- Provided records:
------------------------------------------------
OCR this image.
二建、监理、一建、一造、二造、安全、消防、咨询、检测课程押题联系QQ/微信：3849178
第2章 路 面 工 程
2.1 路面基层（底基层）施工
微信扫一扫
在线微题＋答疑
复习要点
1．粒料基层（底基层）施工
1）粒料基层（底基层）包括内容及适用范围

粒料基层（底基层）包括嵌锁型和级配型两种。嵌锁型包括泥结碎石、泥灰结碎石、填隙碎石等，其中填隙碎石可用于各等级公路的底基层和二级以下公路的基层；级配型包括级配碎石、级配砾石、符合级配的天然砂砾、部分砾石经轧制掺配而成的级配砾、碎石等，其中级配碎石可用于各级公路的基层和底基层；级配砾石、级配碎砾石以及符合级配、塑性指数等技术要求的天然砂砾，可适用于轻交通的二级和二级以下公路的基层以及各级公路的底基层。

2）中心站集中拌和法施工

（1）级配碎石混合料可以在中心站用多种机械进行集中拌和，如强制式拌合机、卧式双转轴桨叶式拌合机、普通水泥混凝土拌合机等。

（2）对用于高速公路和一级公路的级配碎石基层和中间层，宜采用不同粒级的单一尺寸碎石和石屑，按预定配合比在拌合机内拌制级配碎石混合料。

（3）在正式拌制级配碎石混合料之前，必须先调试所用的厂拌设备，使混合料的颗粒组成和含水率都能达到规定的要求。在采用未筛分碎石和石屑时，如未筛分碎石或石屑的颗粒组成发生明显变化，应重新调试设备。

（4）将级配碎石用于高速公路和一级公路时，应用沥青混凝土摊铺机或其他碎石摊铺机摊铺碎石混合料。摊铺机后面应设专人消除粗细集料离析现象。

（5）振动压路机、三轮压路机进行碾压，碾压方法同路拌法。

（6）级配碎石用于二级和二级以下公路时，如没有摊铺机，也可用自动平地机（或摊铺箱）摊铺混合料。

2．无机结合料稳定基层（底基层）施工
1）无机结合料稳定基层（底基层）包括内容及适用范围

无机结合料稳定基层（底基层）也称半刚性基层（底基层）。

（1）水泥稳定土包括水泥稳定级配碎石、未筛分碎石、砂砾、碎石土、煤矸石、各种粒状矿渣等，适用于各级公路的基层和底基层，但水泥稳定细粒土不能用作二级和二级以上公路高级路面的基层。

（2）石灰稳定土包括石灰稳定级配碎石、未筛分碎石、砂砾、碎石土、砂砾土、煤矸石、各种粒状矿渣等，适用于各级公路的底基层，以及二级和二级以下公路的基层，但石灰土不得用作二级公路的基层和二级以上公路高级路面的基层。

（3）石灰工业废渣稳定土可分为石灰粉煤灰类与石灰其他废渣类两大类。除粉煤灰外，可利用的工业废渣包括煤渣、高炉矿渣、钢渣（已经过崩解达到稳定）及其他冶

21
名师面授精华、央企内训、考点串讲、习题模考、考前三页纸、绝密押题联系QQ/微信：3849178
------------------------------------------------
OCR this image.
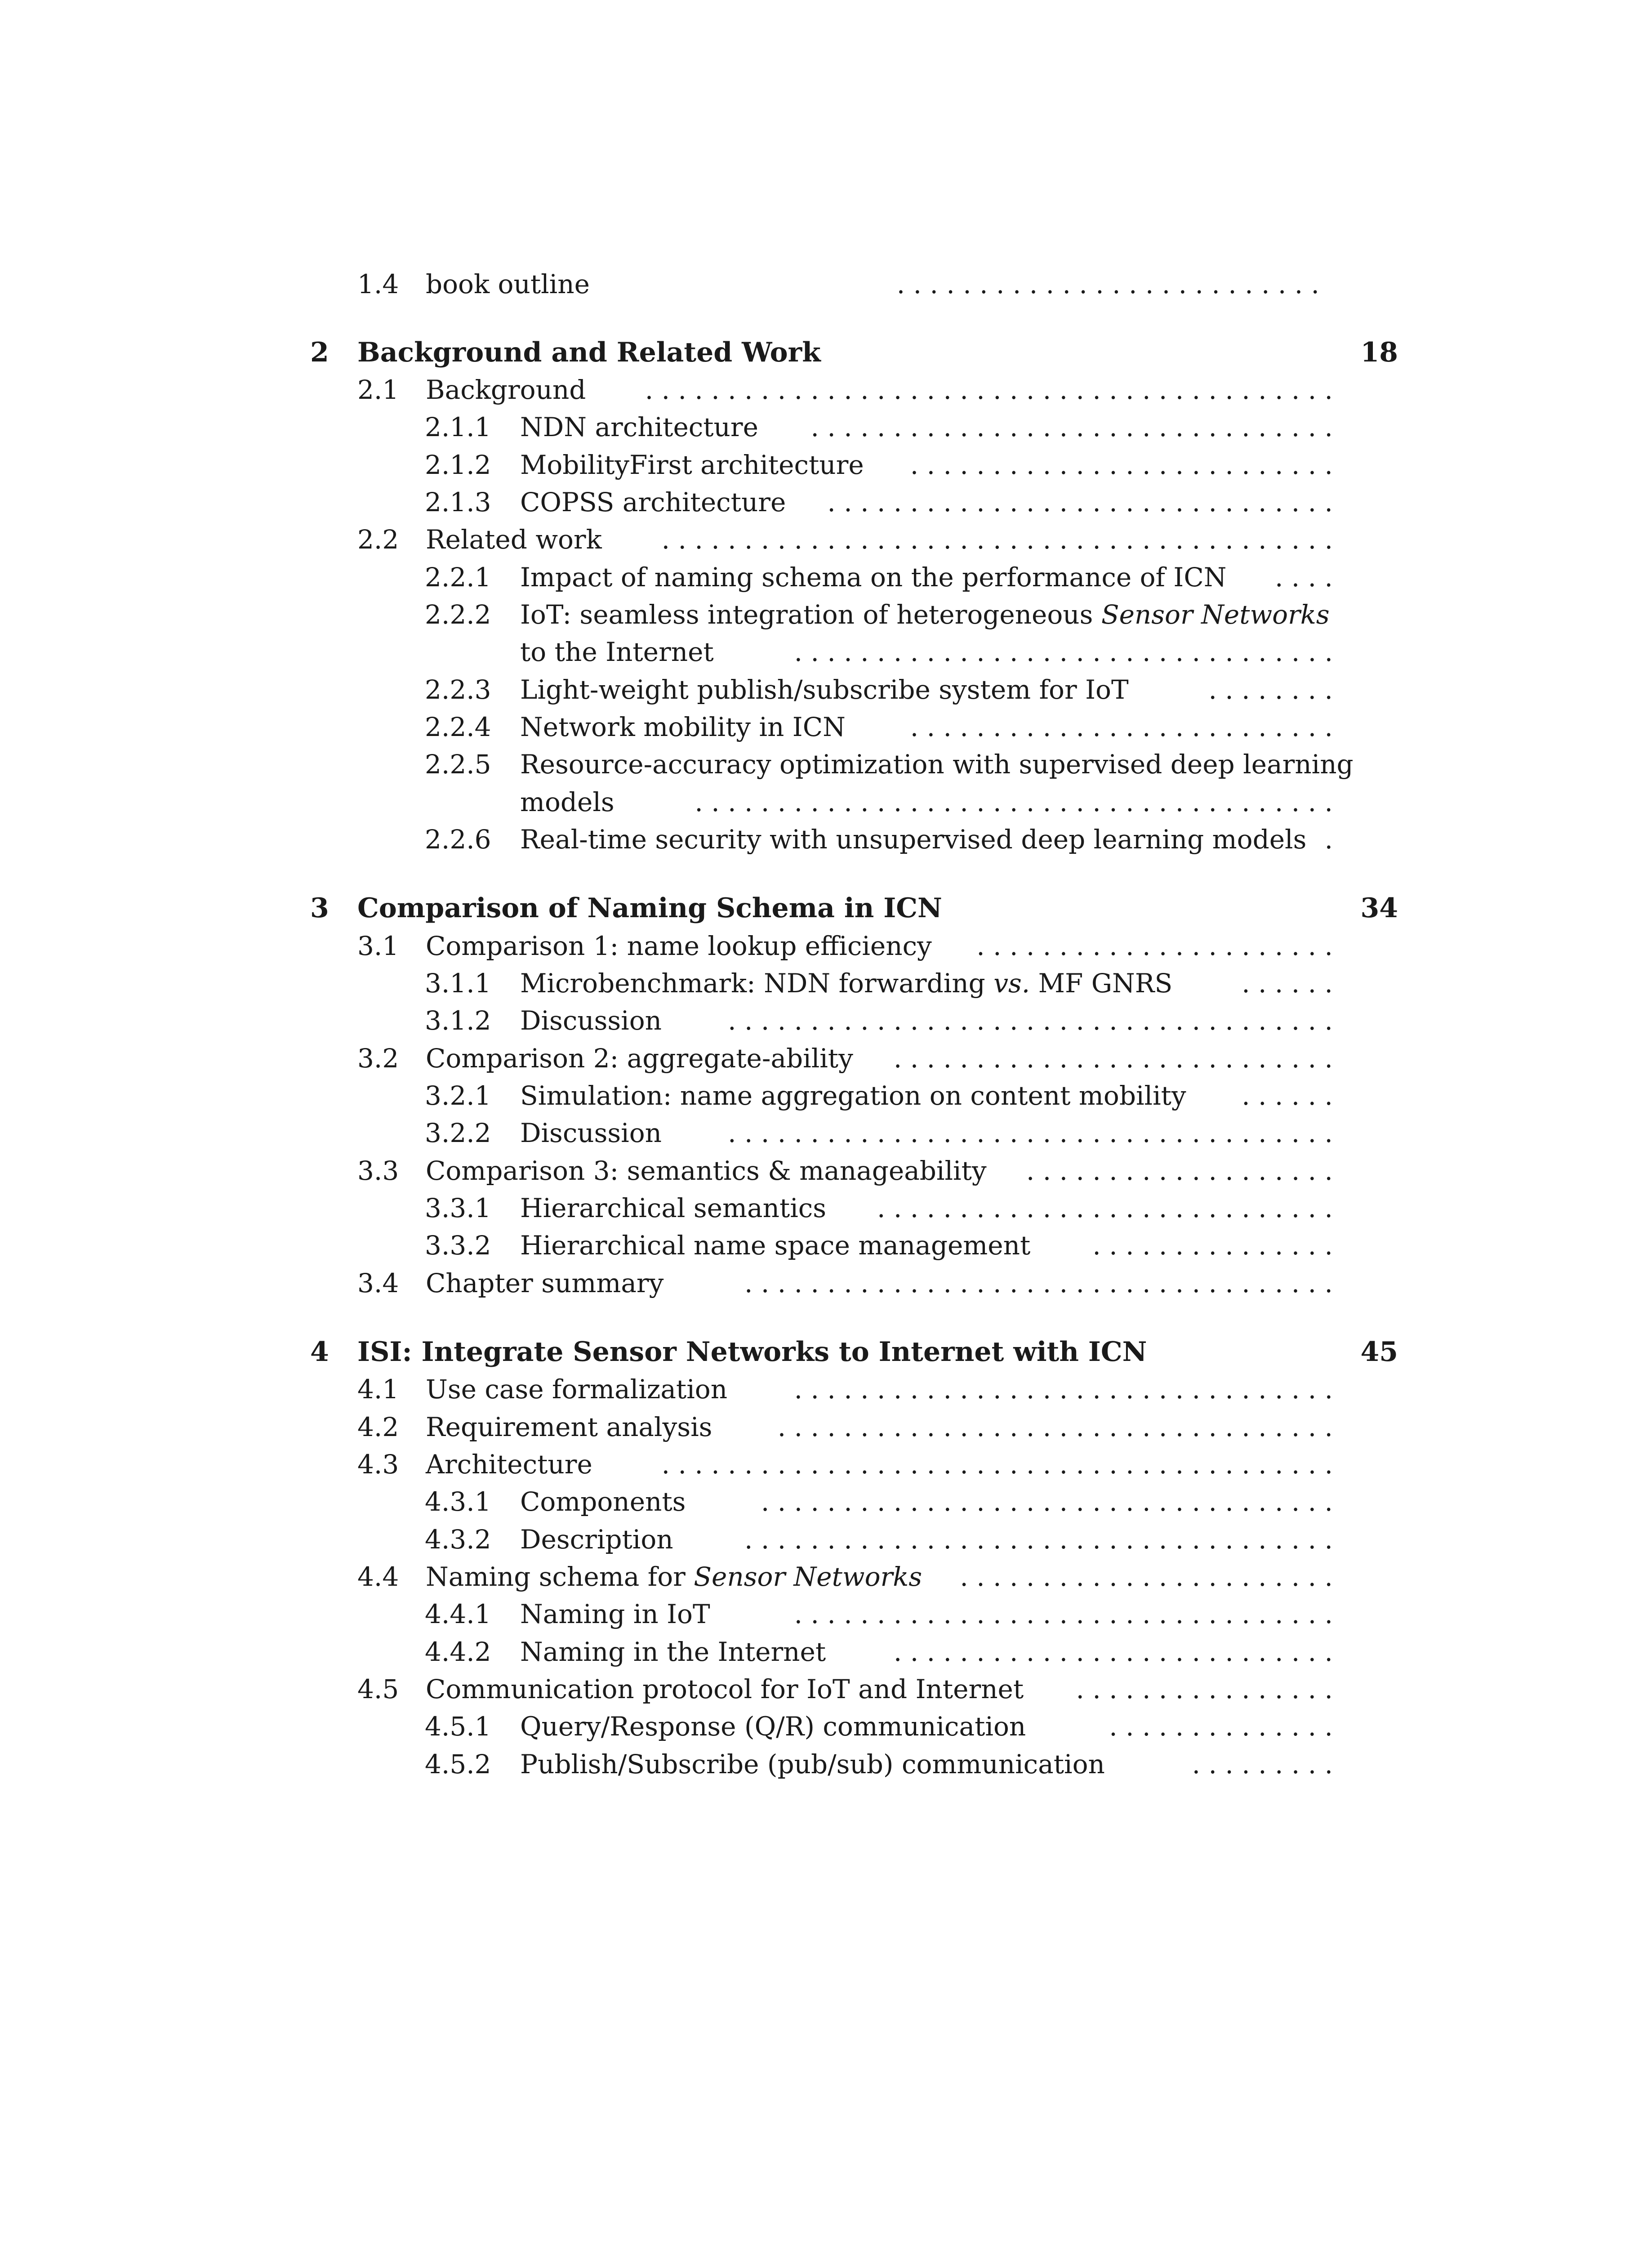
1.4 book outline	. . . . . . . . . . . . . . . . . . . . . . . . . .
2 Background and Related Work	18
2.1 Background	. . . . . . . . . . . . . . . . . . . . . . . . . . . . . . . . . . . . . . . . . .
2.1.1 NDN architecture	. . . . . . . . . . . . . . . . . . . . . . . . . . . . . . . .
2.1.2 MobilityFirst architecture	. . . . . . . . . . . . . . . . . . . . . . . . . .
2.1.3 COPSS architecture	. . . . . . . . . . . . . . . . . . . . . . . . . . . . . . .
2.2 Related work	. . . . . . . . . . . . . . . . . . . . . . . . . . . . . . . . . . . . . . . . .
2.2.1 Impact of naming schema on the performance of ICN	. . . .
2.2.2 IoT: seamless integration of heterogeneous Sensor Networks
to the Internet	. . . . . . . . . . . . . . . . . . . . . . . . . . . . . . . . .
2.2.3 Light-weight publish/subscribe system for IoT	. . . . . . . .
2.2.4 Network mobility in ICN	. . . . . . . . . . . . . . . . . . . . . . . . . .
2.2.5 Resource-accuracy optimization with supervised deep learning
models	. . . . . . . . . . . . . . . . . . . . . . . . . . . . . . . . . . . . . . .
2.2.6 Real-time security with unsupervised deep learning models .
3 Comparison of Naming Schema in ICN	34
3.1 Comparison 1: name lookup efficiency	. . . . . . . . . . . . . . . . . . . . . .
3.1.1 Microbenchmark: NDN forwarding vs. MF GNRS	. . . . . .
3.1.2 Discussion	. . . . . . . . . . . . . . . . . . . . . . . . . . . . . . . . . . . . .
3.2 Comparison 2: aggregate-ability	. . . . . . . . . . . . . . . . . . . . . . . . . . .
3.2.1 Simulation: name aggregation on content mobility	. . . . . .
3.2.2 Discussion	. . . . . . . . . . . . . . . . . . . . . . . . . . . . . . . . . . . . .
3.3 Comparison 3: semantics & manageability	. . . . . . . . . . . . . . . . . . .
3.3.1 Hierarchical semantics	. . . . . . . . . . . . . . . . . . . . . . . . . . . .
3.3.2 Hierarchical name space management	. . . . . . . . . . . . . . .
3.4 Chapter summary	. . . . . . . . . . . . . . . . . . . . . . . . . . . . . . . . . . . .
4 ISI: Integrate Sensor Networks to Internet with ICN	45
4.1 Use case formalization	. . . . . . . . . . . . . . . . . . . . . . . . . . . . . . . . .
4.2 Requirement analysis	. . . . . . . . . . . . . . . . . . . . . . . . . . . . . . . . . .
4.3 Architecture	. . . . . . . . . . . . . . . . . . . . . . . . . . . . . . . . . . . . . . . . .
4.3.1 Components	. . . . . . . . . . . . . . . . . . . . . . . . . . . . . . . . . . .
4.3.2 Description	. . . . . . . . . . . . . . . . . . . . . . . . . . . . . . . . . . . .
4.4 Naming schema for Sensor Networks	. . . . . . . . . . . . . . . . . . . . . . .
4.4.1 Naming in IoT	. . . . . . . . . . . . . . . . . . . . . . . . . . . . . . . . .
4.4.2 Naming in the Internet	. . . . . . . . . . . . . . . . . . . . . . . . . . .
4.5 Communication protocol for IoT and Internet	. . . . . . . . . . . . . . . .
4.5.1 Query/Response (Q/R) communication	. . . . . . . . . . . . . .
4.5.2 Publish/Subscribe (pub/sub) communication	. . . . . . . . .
------------------------------------------------
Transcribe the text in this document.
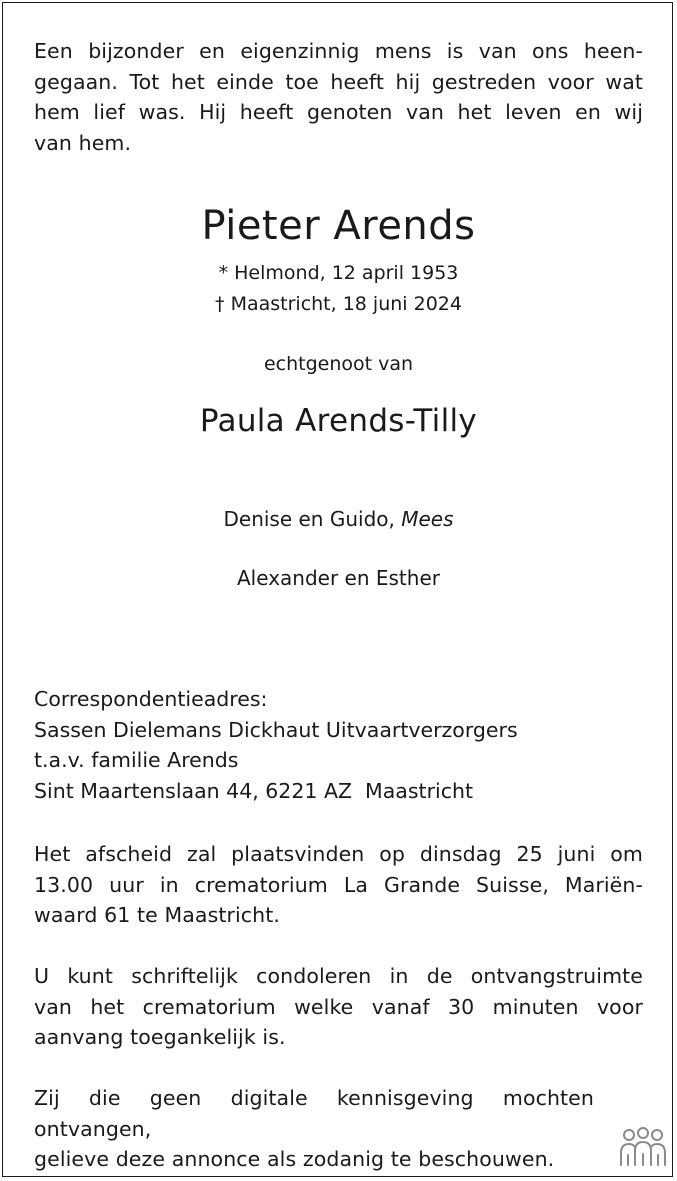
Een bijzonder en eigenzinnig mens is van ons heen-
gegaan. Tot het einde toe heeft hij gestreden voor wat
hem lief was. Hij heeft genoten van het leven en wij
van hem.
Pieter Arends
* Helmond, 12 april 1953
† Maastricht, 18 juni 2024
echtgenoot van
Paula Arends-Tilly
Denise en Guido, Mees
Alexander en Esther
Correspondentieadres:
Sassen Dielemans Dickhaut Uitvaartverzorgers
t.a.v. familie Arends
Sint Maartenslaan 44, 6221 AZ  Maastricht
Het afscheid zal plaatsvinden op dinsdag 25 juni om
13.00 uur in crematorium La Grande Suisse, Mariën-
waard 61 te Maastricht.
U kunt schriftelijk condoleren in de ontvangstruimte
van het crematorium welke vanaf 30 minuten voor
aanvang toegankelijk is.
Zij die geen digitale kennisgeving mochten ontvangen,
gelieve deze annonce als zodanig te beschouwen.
------------------------------------------------
- What you will do: Give the number of lines containing the word "无机结合料稳定基层". No other answer is needed.

- Task output: 3